*STATED PROBLEM*:
Go through the material and write it all out exactly, minus the pictures.

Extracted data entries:
☆ ☆ ☆ ☆ ☆ ☆ ☆

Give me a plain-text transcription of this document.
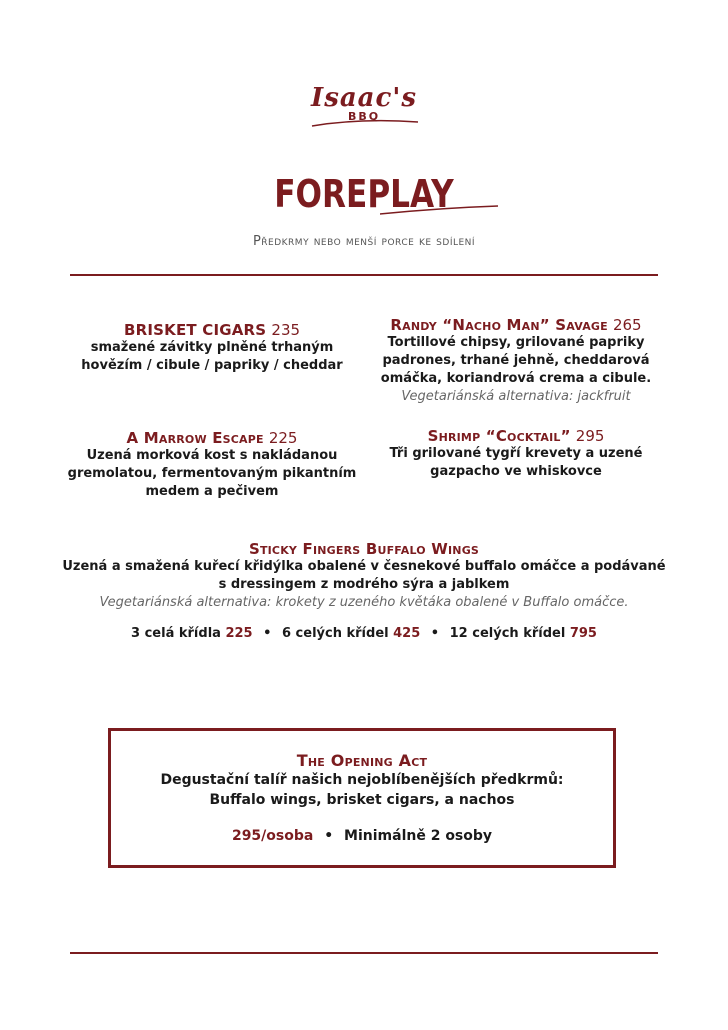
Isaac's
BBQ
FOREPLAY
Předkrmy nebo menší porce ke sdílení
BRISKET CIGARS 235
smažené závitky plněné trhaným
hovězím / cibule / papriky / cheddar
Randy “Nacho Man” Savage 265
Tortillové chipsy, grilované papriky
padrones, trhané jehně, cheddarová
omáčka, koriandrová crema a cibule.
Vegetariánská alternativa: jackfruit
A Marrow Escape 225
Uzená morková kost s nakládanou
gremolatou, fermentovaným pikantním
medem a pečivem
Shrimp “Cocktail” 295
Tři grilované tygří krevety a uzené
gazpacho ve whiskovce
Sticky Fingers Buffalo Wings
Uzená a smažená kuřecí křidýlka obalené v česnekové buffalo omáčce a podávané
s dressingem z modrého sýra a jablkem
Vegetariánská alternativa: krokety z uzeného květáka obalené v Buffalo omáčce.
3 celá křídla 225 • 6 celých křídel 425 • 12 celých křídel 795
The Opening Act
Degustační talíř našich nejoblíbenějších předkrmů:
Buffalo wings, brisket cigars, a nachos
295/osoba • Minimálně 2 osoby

☆ ☆ ☆ ☆ ☆ ☆ ☆

*RESPONSE*:
Give me a plain-text transcription of this document.
Isaac's
BBQ
FOREPLAY
Předkrmy nebo menší porce ke sdílení
BRISKET CIGARS 235
smažené závitky plněné trhaným
hovězím / cibule / papriky / cheddar
Randy “Nacho Man” Savage 265
Tortillové chipsy, grilované papriky
padrones, trhané jehně, cheddarová
omáčka, koriandrová crema a cibule.
Vegetariánská alternativa: jackfruit
A Marrow Escape 225
Uzená morková kost s nakládanou
gremolatou, fermentovaným pikantním
medem a pečivem
Shrimp “Cocktail” 295
Tři grilované tygří krevety a uzené
gazpacho ve whiskovce
Sticky Fingers Buffalo Wings
Uzená a smažená kuřecí křidýlka obalené v česnekové buffalo omáčce a podávané
s dressingem z modrého sýra a jablkem
Vegetariánská alternativa: krokety z uzeného květáka obalené v Buffalo omáčce.
3 celá křídla 225 • 6 celých křídel 425 • 12 celých křídel 795
The Opening Act
Degustační talíř našich nejoblíbenějších předkrmů:
Buffalo wings, brisket cigars, a nachos
295/osoba • Minimálně 2 osoby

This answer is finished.